■ Exercise aim
Identify the lines that contain the word "structure", then copy them.

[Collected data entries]
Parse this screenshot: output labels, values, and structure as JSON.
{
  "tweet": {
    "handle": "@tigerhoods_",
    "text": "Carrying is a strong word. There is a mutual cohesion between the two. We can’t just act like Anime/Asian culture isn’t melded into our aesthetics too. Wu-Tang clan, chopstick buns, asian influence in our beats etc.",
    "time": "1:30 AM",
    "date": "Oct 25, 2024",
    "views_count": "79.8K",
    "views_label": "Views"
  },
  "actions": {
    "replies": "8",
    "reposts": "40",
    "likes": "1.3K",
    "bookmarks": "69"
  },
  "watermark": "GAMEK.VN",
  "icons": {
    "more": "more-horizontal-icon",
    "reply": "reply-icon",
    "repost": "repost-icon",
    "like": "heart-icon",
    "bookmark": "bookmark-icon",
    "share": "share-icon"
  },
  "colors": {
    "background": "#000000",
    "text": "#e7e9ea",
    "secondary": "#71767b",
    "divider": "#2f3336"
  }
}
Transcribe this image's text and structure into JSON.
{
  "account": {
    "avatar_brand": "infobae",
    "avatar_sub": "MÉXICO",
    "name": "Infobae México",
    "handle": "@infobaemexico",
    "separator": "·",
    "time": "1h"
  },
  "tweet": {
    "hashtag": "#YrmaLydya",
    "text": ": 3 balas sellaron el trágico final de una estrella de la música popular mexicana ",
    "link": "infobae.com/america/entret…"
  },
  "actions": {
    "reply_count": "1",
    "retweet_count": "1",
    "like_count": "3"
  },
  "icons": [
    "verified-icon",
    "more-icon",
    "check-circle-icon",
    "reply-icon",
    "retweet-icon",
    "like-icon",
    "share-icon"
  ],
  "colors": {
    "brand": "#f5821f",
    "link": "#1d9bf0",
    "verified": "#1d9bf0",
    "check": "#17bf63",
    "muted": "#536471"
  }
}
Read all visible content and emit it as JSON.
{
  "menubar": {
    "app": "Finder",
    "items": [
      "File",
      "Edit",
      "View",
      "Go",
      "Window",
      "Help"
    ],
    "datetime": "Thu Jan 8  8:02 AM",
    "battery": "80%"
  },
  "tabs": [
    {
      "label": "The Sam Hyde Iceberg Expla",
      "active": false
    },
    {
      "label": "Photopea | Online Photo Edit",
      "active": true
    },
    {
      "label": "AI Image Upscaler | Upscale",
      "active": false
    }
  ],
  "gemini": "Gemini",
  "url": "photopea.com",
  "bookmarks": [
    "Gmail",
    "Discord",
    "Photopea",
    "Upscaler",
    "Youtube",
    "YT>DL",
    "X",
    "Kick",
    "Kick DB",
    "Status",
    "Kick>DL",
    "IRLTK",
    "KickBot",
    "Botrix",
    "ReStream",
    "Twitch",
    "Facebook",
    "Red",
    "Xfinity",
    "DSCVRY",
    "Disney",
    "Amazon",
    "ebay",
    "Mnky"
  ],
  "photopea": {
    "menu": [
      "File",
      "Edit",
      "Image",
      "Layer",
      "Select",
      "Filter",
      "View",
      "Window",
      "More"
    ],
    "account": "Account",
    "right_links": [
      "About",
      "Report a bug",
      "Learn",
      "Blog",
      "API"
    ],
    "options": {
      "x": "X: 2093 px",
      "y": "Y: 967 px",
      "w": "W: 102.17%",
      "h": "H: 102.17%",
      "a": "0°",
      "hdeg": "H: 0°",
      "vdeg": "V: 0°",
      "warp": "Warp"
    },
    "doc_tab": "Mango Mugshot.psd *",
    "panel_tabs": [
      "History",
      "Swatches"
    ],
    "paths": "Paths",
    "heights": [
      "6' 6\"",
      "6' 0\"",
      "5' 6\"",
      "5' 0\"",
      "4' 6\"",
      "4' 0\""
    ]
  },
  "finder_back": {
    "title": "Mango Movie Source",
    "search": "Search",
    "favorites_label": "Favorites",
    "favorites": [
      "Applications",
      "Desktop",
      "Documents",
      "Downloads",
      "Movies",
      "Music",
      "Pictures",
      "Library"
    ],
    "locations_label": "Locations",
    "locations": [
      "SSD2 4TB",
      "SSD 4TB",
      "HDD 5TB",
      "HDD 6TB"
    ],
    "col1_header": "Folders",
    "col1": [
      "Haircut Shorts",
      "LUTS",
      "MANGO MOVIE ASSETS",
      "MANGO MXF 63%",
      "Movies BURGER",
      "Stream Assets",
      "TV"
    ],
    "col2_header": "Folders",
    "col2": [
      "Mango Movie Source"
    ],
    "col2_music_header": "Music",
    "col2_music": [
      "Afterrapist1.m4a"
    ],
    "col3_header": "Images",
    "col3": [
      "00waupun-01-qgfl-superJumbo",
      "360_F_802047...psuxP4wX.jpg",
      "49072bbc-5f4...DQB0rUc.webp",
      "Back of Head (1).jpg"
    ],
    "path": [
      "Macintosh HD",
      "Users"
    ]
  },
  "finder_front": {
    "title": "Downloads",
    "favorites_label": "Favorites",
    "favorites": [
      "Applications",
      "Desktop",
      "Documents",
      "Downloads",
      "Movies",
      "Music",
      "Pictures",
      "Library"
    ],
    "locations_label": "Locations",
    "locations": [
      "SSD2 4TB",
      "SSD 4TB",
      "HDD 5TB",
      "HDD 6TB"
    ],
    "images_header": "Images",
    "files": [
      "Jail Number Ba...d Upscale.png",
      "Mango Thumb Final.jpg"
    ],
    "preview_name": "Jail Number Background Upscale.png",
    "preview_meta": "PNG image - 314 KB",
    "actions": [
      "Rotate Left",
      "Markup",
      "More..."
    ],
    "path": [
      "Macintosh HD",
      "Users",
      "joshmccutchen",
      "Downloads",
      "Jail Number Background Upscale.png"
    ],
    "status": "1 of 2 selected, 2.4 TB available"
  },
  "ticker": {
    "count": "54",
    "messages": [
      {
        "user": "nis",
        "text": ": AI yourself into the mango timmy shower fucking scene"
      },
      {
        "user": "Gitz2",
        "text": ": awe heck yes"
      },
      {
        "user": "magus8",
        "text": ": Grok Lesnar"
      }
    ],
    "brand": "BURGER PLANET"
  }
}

■ Worked solution
Parse this screenshot: output labels, values, and structure as JSON.
Transcribe this image's text and structure into JSON.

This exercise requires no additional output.